▶ WHAT THE TASK REQUIRES
Go through the lines below and copy each one that holds the string "State".

Records excerpted from a collection:
┌──
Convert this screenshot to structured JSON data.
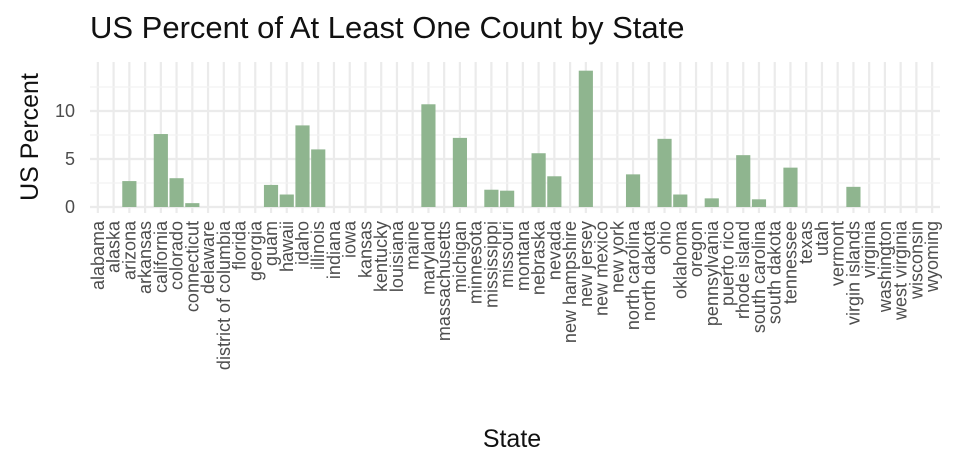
{
  "chart_data": {
    "type": "bar",
    "title": "US Percent of At Least One Count by State",
    "xlabel": "State",
    "ylabel": "US Percent",
    "ylim": [
      0,
      14.2
    ],
    "yticks": [
      0,
      5,
      10
    ],
    "grid": true,
    "legend": "none",
    "bar_color": "#8fb58f",
    "grid_color": "#ebebeb",
    "categories": [
      "alabama",
      "alaska",
      "arizona",
      "arkansas",
      "california",
      "colorado",
      "connecticut",
      "delaware",
      "district of columbia",
      "florida",
      "georgia",
      "guam",
      "hawaii",
      "idaho",
      "illinois",
      "indiana",
      "iowa",
      "kansas",
      "kentucky",
      "louisiana",
      "maine",
      "maryland",
      "massachusetts",
      "michigan",
      "minnesota",
      "mississippi",
      "missouri",
      "montana",
      "nebraska",
      "nevada",
      "new hampshire",
      "new jersey",
      "new mexico",
      "new york",
      "north carolina",
      "north dakota",
      "ohio",
      "oklahoma",
      "oregon",
      "pennsylvania",
      "puerto rico",
      "rhode island",
      "south carolina",
      "south dakota",
      "tennessee",
      "texas",
      "utah",
      "vermont",
      "virgin islands",
      "virginia",
      "washington",
      "west virginia",
      "wisconsin",
      "wyoming"
    ],
    "values": [
      0,
      0,
      2.7,
      0,
      7.6,
      3.0,
      0.4,
      0,
      0,
      0,
      0,
      2.3,
      1.3,
      8.5,
      6.0,
      0,
      0,
      0,
      0,
      0,
      0,
      10.7,
      0,
      7.2,
      0,
      1.8,
      1.7,
      0,
      5.6,
      3.2,
      0,
      14.2,
      0,
      0,
      3.4,
      0,
      7.1,
      1.3,
      0,
      0.9,
      0,
      5.4,
      0.8,
      0,
      4.1,
      0,
      0,
      0,
      2.1,
      0,
      0,
      0,
      0,
      0
    ]
  }
}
└──
▶ ANSWER TO THE TASK
    "title": "US Percent of At Least One Count by State",
    "xlabel": "State",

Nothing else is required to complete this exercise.